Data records

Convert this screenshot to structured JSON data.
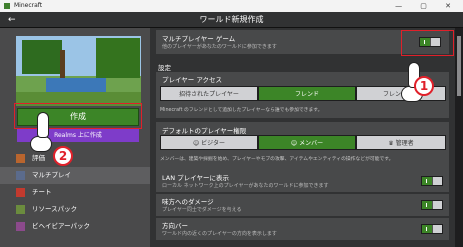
{
  "window": {
    "title": "Minecraft"
  },
  "header": {
    "title": "ワールド新規作成",
    "back_icon": "arrow-left-icon"
  },
  "left": {
    "create_label": "作成",
    "realms_label": "Realms 上に作成",
    "nav": [
      {
        "label": "評価",
        "icon": "pickaxe-icon",
        "color": "#b9652e"
      },
      {
        "label": "マルチプレイ",
        "icon": "multiplayer-icon",
        "color": "#5b6b8c"
      },
      {
        "label": "チート",
        "icon": "cheat-icon",
        "color": "#c23a2e"
      },
      {
        "label": "リソースパック",
        "icon": "resource-pack-icon",
        "color": "#6b8c3e"
      },
      {
        "label": "ビヘイビアーパック",
        "icon": "behavior-pack-icon",
        "color": "#8c4a8c"
      }
    ]
  },
  "right": {
    "multiplayer": {
      "title": "マルチプレイヤー ゲーム",
      "desc": "他のプレイヤーがあなたのワールドに参加できます"
    },
    "settings_label": "設定",
    "access": {
      "title": "プレイヤー アクセス",
      "options": [
        "招待されたプレイヤー",
        "フレンド",
        "フレンドのフ"
      ],
      "selected": 1,
      "note": "Minecraft のフレンドとして追加したプレイヤーなら誰でも参加できます。"
    },
    "permission": {
      "title": "デフォルトのプレイヤー権限",
      "options": [
        "ビジター",
        "メンバー",
        "管理者"
      ],
      "selected": 1,
      "note": "メンバーは、建築や採掘を始め、プレイヤーやモブの攻撃、アイテムやエンティティの操作などが可能です。"
    },
    "lan": {
      "title": "LAN プレイヤーに表示",
      "desc": "ローカル ネットワーク上のプレイヤーがあなたのワールドに参加できます"
    },
    "friendly_fire": {
      "title": "味方へのダメージ",
      "desc": "プレイヤー同士でダメージを与える"
    },
    "direction_bar": {
      "title": "方向バー",
      "desc": "ワールド内の近くのプレイヤーの方向を表示します"
    }
  },
  "annotations": {
    "badge1": "1",
    "badge2": "2"
  },
  "colors": {
    "accent_green": "#3c8527",
    "highlight_red": "#e0202a",
    "realms_purple": "#7e3cc9"
  }
}
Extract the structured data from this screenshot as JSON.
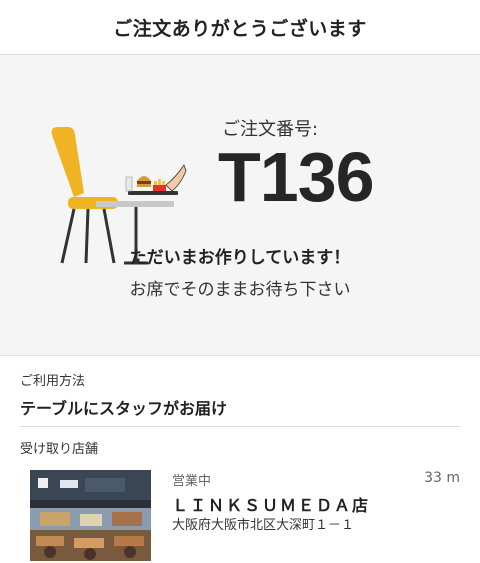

WHAT TO DO: Tally the lines in the entries above that hold the word "pack". Reply with nothing but that count.

TASK RESULT: 2